• EXTRAIT À LIRE:

[Portrait] My Summer Bee

« My Summer Bee enchaîne avec une pop mélodieuse qui vous fait danser avec nostalgie. C’est très beau, on verrait bien ça dans la bande-son d’un film de Wes Anderson. » Voilà comment vous avez pu entendre parler de My Summer Bee alors que nous présentions il y a trois semaines leur morceau « Time’s Running On ». Leur chargé de communication a lu ces deux petites lignes et, flatté pour eux, nous a contactés pour savoir si nous souhaitions les rencontrer. Après de lourdes négociations autour du planning, nous les avons retrouvé vendredi dernier à l’espace presse du festival Beauregard, où ils se produisaient deux jours plus tard. Ils ont donc sacrifié une partie du concert de Dominique A pour que nous puissions vous les présenter, et ce malgré leur sincère respect pour l’homme et son œuvre. La musique couvrant le son et le journalisme musical étant à petit budget, nous n’avons pu utiliser de micro ou de dactylo pour retranscrire ce qui s’est dit ; mais l’esprit est là.

crédit : Gaelle Evellin
crédit : Gaelle Evellin

My Summer Bee est un groupe de cinq joyeux lurons – quatre garçons et une fille – que nous voyons arriver les cheveux au vent et le sourire aux lèvres, voire la fleur au fusil. Ils se connaissent depuis plus de dix ans et la rencontre se passe comme si on s’était croisé à l’anniversaire d’un ami commun, chacun racontant ses anecdotes et se chambrant gentiment. Originaires de Caen, ils considèrent que c’est le 25 novembre 2013 que le groupe est né, avec la sortie de leur EP « Figurine » sur le label Hooz – EP produit et mixé par Florent Livet, le producteur de Bloc Party.

• DONNÉES FOURNIES:
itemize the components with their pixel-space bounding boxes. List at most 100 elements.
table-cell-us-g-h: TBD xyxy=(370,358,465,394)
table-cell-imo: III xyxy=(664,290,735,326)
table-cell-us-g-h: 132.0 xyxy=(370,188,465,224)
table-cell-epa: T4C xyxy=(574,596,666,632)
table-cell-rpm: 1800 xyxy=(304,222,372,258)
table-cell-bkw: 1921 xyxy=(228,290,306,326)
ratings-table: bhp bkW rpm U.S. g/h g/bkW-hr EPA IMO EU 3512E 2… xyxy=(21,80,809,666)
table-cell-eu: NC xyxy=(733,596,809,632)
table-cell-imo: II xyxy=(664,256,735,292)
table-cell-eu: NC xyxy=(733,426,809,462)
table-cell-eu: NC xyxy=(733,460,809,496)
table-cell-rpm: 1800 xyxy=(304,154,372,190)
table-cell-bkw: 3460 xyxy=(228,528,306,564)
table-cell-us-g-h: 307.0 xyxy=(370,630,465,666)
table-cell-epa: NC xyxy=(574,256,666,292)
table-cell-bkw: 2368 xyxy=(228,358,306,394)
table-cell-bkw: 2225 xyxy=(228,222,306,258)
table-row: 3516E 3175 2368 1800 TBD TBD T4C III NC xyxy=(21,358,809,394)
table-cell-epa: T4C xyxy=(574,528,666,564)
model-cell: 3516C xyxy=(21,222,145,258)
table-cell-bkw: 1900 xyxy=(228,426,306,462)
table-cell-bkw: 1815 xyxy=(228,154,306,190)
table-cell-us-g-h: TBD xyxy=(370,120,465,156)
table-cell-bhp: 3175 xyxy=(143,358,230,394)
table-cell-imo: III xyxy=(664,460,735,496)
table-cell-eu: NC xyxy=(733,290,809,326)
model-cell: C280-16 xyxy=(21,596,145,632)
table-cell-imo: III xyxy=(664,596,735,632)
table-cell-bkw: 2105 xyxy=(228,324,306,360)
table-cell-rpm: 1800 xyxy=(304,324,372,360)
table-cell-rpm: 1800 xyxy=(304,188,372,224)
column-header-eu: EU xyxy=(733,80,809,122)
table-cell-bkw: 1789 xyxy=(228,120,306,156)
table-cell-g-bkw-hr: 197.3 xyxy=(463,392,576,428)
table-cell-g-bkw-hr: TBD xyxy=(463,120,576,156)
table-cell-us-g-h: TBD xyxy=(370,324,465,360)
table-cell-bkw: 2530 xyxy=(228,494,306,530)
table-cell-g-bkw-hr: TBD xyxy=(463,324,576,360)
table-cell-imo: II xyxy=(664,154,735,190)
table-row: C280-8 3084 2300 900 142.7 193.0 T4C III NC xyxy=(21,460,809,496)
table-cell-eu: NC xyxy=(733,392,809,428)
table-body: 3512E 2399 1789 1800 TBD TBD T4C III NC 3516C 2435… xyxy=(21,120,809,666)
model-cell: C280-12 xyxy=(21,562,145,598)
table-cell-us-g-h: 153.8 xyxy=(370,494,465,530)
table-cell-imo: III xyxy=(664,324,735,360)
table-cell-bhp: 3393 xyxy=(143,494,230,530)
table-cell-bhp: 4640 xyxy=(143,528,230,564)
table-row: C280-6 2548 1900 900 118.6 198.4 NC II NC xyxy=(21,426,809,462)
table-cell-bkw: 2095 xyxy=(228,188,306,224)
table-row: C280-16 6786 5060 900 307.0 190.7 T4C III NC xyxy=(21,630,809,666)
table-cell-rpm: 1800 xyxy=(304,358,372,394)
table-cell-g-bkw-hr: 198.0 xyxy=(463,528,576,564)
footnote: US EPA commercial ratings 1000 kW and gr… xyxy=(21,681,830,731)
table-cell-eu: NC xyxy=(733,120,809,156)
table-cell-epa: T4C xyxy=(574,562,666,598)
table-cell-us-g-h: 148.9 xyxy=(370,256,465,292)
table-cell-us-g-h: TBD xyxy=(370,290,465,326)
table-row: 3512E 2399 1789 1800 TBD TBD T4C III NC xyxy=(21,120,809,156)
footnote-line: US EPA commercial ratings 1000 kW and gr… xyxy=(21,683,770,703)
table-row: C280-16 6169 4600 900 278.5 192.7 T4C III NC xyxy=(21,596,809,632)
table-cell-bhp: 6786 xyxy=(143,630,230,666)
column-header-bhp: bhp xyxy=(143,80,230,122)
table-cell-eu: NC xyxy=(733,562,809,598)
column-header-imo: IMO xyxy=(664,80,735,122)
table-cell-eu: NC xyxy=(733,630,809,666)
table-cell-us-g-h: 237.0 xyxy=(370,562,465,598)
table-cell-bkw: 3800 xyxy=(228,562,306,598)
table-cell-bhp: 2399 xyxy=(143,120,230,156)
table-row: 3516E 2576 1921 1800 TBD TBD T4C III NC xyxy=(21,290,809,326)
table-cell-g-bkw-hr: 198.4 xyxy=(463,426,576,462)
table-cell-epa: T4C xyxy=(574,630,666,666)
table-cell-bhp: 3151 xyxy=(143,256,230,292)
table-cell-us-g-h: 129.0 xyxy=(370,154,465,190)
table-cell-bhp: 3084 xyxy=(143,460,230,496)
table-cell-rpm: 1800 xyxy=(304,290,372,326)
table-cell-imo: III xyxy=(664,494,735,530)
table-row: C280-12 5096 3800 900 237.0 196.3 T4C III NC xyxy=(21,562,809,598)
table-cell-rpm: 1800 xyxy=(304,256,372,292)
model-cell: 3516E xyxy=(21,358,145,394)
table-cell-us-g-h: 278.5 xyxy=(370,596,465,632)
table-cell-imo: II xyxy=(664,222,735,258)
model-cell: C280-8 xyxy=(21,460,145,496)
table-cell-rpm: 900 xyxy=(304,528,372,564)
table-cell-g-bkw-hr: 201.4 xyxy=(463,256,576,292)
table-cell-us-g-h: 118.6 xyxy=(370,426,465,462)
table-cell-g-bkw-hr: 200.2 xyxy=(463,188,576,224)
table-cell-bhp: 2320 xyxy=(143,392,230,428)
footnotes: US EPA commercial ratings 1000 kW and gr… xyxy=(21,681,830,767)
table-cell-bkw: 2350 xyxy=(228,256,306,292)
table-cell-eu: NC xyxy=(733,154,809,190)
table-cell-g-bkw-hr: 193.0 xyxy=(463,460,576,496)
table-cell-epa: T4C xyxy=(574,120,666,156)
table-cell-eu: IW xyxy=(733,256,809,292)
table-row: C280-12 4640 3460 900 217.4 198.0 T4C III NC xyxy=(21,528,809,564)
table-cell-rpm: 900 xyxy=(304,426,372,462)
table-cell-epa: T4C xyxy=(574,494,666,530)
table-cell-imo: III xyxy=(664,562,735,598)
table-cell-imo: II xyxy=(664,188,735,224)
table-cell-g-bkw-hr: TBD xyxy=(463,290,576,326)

• PROBLÈME À TRAITER: Restituez à l'identique le passage du portrait qui va de « My Summer Bee est » jusqu'à « de Bloc Party. ». Appuyez-vous uniquement sur le portrait.

• RÉSULTAT OBTENU:
My Summer Bee est un groupe de cinq joyeux lurons – quatre garçons et une fille – que nous voyons arriver les cheveux au vent et le sourire aux lèvres, voire la fleur au fusil. Ils se connaissent depuis plus de dix ans et la rencontre se passe comme si on s’était croisé à l’anniversaire d’un ami commun, chacun racontant ses anecdotes et se chambrant gentiment. Originaires de Caen, ils considèrent que c’est le 25 novembre 2013 que le groupe est né, avec la sortie de leur EP « Figurine » sur le label Hooz – EP produit et mixé par Florent Livet, le producteur de Bloc Party.